**Short exercise:** Your task is to transcribe the records exactly, skipping every image.

**Items:**
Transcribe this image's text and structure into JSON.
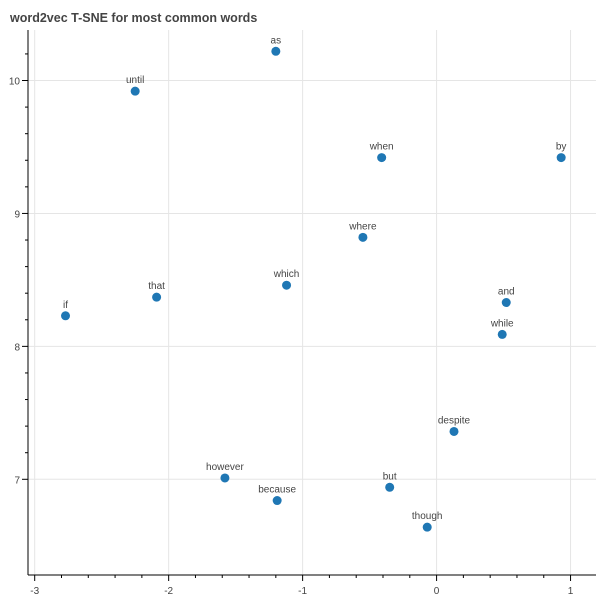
{
  "chart_data": {
    "type": "scatter",
    "title": "word2vec T-SNE for most common words",
    "xlabel": "",
    "ylabel": "",
    "xlim": [
      -3.05,
      1.19
    ],
    "ylim": [
      6.28,
      10.38
    ],
    "x_ticks": [
      -3,
      -2,
      -1,
      0,
      1
    ],
    "y_ticks": [
      7,
      8,
      9,
      10
    ],
    "grid": true,
    "marker_color": "#1f77b4",
    "points": [
      {
        "label": "as",
        "x": -1.2,
        "y": 10.22
      },
      {
        "label": "until",
        "x": -2.25,
        "y": 9.92
      },
      {
        "label": "when",
        "x": -0.41,
        "y": 9.42
      },
      {
        "label": "by",
        "x": 0.93,
        "y": 9.42
      },
      {
        "label": "where",
        "x": -0.55,
        "y": 8.82
      },
      {
        "label": "which",
        "x": -1.12,
        "y": 8.46
      },
      {
        "label": "that",
        "x": -2.09,
        "y": 8.37
      },
      {
        "label": "and",
        "x": 0.52,
        "y": 8.33
      },
      {
        "label": "if",
        "x": -2.77,
        "y": 8.23
      },
      {
        "label": "while",
        "x": 0.49,
        "y": 8.09
      },
      {
        "label": "despite",
        "x": 0.13,
        "y": 7.36
      },
      {
        "label": "however",
        "x": -1.58,
        "y": 7.01
      },
      {
        "label": "but",
        "x": -0.35,
        "y": 6.94
      },
      {
        "label": "because",
        "x": -1.19,
        "y": 6.84
      },
      {
        "label": "though",
        "x": -0.07,
        "y": 6.64
      }
    ]
  }
}
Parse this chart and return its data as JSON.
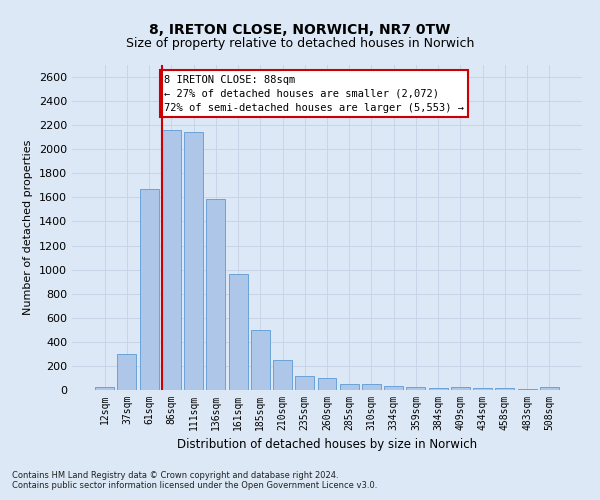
{
  "title": "8, IRETON CLOSE, NORWICH, NR7 0TW",
  "subtitle": "Size of property relative to detached houses in Norwich",
  "xlabel": "Distribution of detached houses by size in Norwich",
  "ylabel": "Number of detached properties",
  "footnote1": "Contains HM Land Registry data © Crown copyright and database right 2024.",
  "footnote2": "Contains public sector information licensed under the Open Government Licence v3.0.",
  "bar_categories": [
    "12sqm",
    "37sqm",
    "61sqm",
    "86sqm",
    "111sqm",
    "136sqm",
    "161sqm",
    "185sqm",
    "210sqm",
    "235sqm",
    "260sqm",
    "285sqm",
    "310sqm",
    "334sqm",
    "359sqm",
    "384sqm",
    "409sqm",
    "434sqm",
    "458sqm",
    "483sqm",
    "508sqm"
  ],
  "bar_values": [
    25,
    300,
    1670,
    2160,
    2140,
    1590,
    960,
    500,
    250,
    120,
    100,
    50,
    50,
    35,
    25,
    20,
    25,
    20,
    20,
    10,
    25
  ],
  "bar_color": "#aec6e8",
  "bar_edgecolor": "#5b9bd5",
  "property_bin_index": 3,
  "vline_color": "#cc0000",
  "annotation_text": "8 IRETON CLOSE: 88sqm\n← 27% of detached houses are smaller (2,072)\n72% of semi-detached houses are larger (5,553) →",
  "annotation_box_color": "#ffffff",
  "annotation_box_edgecolor": "#cc0000",
  "ylim": [
    0,
    2700
  ],
  "yticks": [
    0,
    200,
    400,
    600,
    800,
    1000,
    1200,
    1400,
    1600,
    1800,
    2000,
    2200,
    2400,
    2600
  ],
  "grid_color": "#c8d4e8",
  "bg_color": "#dce8f5",
  "title_fontsize": 10,
  "subtitle_fontsize": 9,
  "ylabel_fontsize": 8,
  "xlabel_fontsize": 8.5
}
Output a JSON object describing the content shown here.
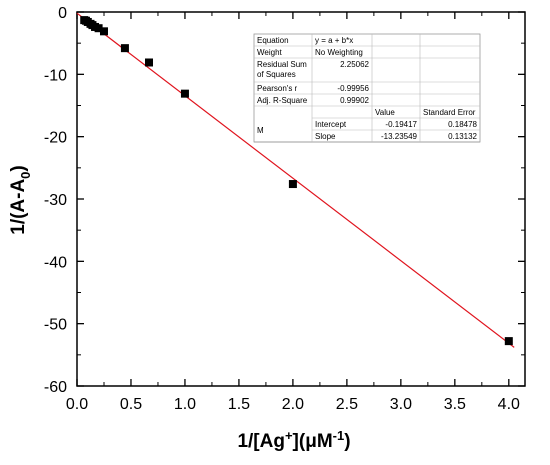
{
  "chart_data": {
    "type": "scatter",
    "xlabel": {
      "base": "1/[Ag",
      "sup1": "+",
      "mid": "](μM",
      "sup2": "-1",
      "end": ")"
    },
    "ylabel": {
      "base": "1/(A-A",
      "sub": "0",
      "end": ")"
    },
    "xlim": [
      0.0,
      4.15
    ],
    "ylim": [
      -60,
      0
    ],
    "x_ticks": [
      "0.0",
      "0.5",
      "1.0",
      "1.5",
      "2.0",
      "2.5",
      "3.0",
      "3.5",
      "4.0"
    ],
    "y_ticks": [
      "0",
      "-10",
      "-20",
      "-30",
      "-40",
      "-50",
      "-60"
    ],
    "grid": false,
    "points": [
      {
        "x": 0.067,
        "y": -1.3
      },
      {
        "x": 0.083,
        "y": -1.4
      },
      {
        "x": 0.1,
        "y": -1.6
      },
      {
        "x": 0.125,
        "y": -1.9
      },
      {
        "x": 0.143,
        "y": -2.1
      },
      {
        "x": 0.167,
        "y": -2.4
      },
      {
        "x": 0.2,
        "y": -2.6
      },
      {
        "x": 0.25,
        "y": -3.1
      },
      {
        "x": 0.444,
        "y": -5.8
      },
      {
        "x": 0.667,
        "y": -8.1
      },
      {
        "x": 1.0,
        "y": -13.1
      },
      {
        "x": 2.0,
        "y": -27.6
      },
      {
        "x": 4.0,
        "y": -52.8
      }
    ],
    "fit_line": {
      "intercept": -0.19417,
      "slope": -13.23549,
      "color": "#e0141e",
      "x_range": [
        0.0,
        4.05
      ]
    },
    "marker_color": "#000000",
    "fit_table": {
      "rows": [
        [
          "Equation",
          "y = a + b*x",
          "",
          ""
        ],
        [
          "Weight",
          "No Weighting",
          "",
          ""
        ],
        [
          "Residual Sum of Squares",
          "2.25062",
          "",
          ""
        ],
        [
          "Pearson's r",
          "-0.99956",
          "",
          ""
        ],
        [
          "Adj. R-Square",
          "0.99902",
          "",
          ""
        ]
      ],
      "param_header": [
        "",
        "",
        "Value",
        "Standard Error"
      ],
      "param_group": "M",
      "params": [
        [
          "Intercept",
          "-0.19417",
          "0.18478"
        ],
        [
          "Slope",
          "-13.23549",
          "0.13132"
        ]
      ]
    }
  }
}
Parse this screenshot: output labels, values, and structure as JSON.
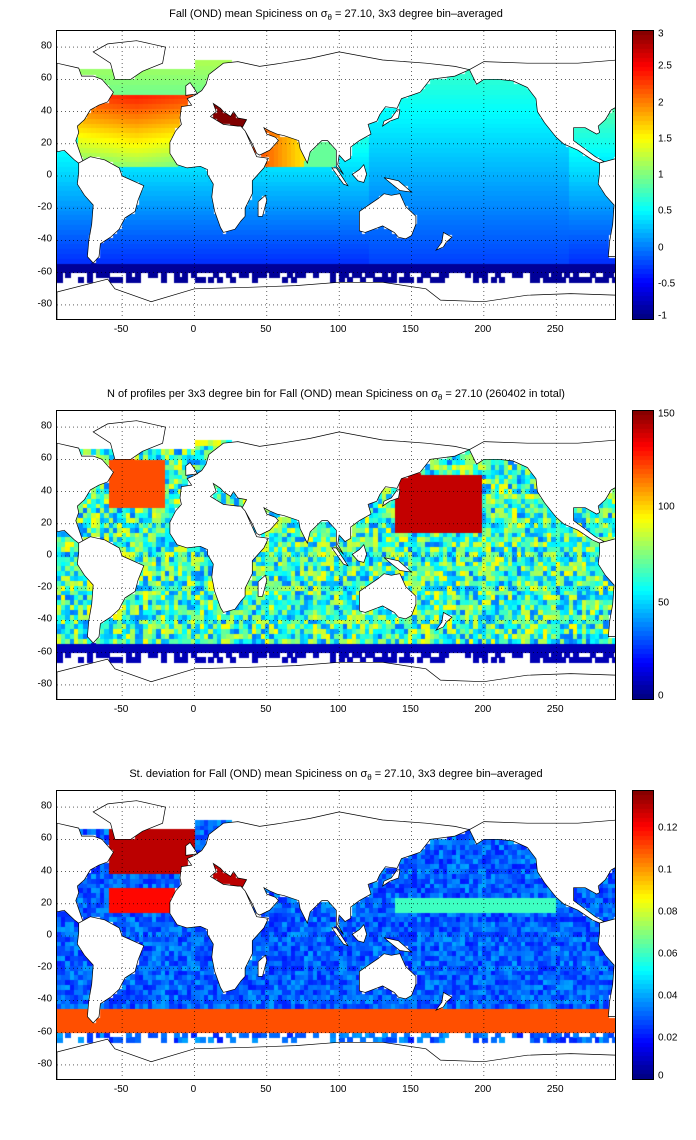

**The answer:**
Transcribe this image's text and structure into JSON.
{
  "chart_data": {
    "type": "scatter",
    "title": "word2vec T-SNE for most common words",
    "xlabel": "",
    "ylabel": "",
    "xlim": [
      -3.05,
      1.19
    ],
    "ylim": [
      6.28,
      10.38
    ],
    "x_ticks": [
      -3,
      -2,
      -1,
      0,
      1
    ],
    "y_ticks": [
      7,
      8,
      9,
      10
    ],
    "grid": true,
    "marker_color": "#1f77b4",
    "points": [
      {
        "label": "as",
        "x": -1.2,
        "y": 10.22
      },
      {
        "label": "until",
        "x": -2.25,
        "y": 9.92
      },
      {
        "label": "when",
        "x": -0.41,
        "y": 9.42
      },
      {
        "label": "by",
        "x": 0.93,
        "y": 9.42
      },
      {
        "label": "where",
        "x": -0.55,
        "y": 8.82
      },
      {
        "label": "which",
        "x": -1.12,
        "y": 8.46
      },
      {
        "label": "that",
        "x": -2.09,
        "y": 8.37
      },
      {
        "label": "and",
        "x": 0.52,
        "y": 8.33
      },
      {
        "label": "if",
        "x": -2.77,
        "y": 8.23
      },
      {
        "label": "while",
        "x": 0.49,
        "y": 8.09
      },
      {
        "label": "despite",
        "x": 0.13,
        "y": 7.36
      },
      {
        "label": "however",
        "x": -1.58,
        "y": 7.01
      },
      {
        "label": "but",
        "x": -0.35,
        "y": 6.94
      },
      {
        "label": "because",
        "x": -1.19,
        "y": 6.84
      },
      {
        "label": "though",
        "x": -0.07,
        "y": 6.64
      }
    ]
  }
}
Parse this chart and return its data as JSON.
{
  "title": "8, IRETON CLOSE, NORWICH, NR7 0TW",
  "subtitle": "Size of property relative to detached houses in Norwich",
  "xlabel": "Distribution of detached houses by size in Norwich",
  "ylabel": "Number of detached properties",
  "footnote1": "Contains HM Land Registry data © Crown copyright and database right 2024.",
  "footnote2": "Contains public sector information licensed under the Open Government Licence v3.0.",
  "bar_categories": [
    "12sqm",
    "37sqm",
    "61sqm",
    "86sqm",
    "111sqm",
    "136sqm",
    "161sqm",
    "185sqm",
    "210sqm",
    "235sqm",
    "260sqm",
    "285sqm",
    "310sqm",
    "334sqm",
    "359sqm",
    "384sqm",
    "409sqm",
    "434sqm",
    "458sqm",
    "483sqm",
    "508sqm"
  ],
  "bar_values": [
    25,
    300,
    1670,
    2160,
    2140,
    1590,
    960,
    500,
    250,
    120,
    100,
    50,
    50,
    35,
    25,
    20,
    25,
    20,
    20,
    10,
    25
  ],
  "bar_color": "#aec6e8",
  "bar_edgecolor": "#5b9bd5",
  "property_bin_index": 3,
  "vline_color": "#cc0000",
  "annotation_text": "8 IRETON CLOSE: 88sqm\n← 27% of detached houses are smaller (2,072)\n72% of semi-detached houses are larger (5,553) →",
  "annotation_box_color": "#ffffff",
  "annotation_box_edgecolor": "#cc0000",
  "ylim": [
    0,
    2700
  ],
  "yticks": [
    0,
    200,
    400,
    600,
    800,
    1000,
    1200,
    1400,
    1600,
    1800,
    2000,
    2200,
    2400,
    2600
  ],
  "grid_color": "#c8d4e8",
  "bg_color": "#dce8f5",
  "title_fontsize": 10,
  "subtitle_fontsize": 9,
  "ylabel_fontsize": 8,
  "xlabel_fontsize": 8.5
}
Output a JSON object describing the content shown here.
{
  "chart_data": {
    "type": "scatter",
    "xlabel": {
      "base": "1/[Ag",
      "sup1": "+",
      "mid": "](μM",
      "sup2": "-1",
      "end": ")"
    },
    "ylabel": {
      "base": "1/(A-A",
      "sub": "0",
      "end": ")"
    },
    "xlim": [
      0.0,
      4.15
    ],
    "ylim": [
      -60,
      0
    ],
    "x_ticks": [
      "0.0",
      "0.5",
      "1.0",
      "1.5",
      "2.0",
      "2.5",
      "3.0",
      "3.5",
      "4.0"
    ],
    "y_ticks": [
      "0",
      "-10",
      "-20",
      "-30",
      "-40",
      "-50",
      "-60"
    ],
    "grid": false,
    "points": [
      {
        "x": 0.067,
        "y": -1.3
      },
      {
        "x": 0.083,
        "y": -1.4
      },
      {
        "x": 0.1,
        "y": -1.6
      },
      {
        "x": 0.125,
        "y": -1.9
      },
      {
        "x": 0.143,
        "y": -2.1
      },
      {
        "x": 0.167,
        "y": -2.4
      },
      {
        "x": 0.2,
        "y": -2.6
      },
      {
        "x": 0.25,
        "y": -3.1
      },
      {
        "x": 0.444,
        "y": -5.8
      },
      {
        "x": 0.667,
        "y": -8.1
      },
      {
        "x": 1.0,
        "y": -13.1
      },
      {
        "x": 2.0,
        "y": -27.6
      },
      {
        "x": 4.0,
        "y": -52.8
      }
    ],
    "fit_line": {
      "intercept": -0.19417,
      "slope": -13.23549,
      "color": "#e0141e",
      "x_range": [
        0.0,
        4.05
      ]
    },
    "marker_color": "#000000",
    "fit_table": {
      "rows": [
        [
          "Equation",
          "y = a + b*x",
          "",
          ""
        ],
        [
          "Weight",
          "No Weighting",
          "",
          ""
        ],
        [
          "Residual Sum of Squares",
          "2.25062",
          "",
          ""
        ],
        [
          "Pearson's r",
          "-0.99956",
          "",
          ""
        ],
        [
          "Adj. R-Square",
          "0.99902",
          "",
          ""
        ]
      ],
      "param_header": [
        "",
        "",
        "Value",
        "Standard Error"
      ],
      "param_group": "M",
      "params": [
        [
          "Intercept",
          "-0.19417",
          "0.18478"
        ],
        [
          "Slope",
          "-13.23549",
          "0.13132"
        ]
      ]
    }
  }
}
Parse this screenshot: output labels, values, and structure as JSON.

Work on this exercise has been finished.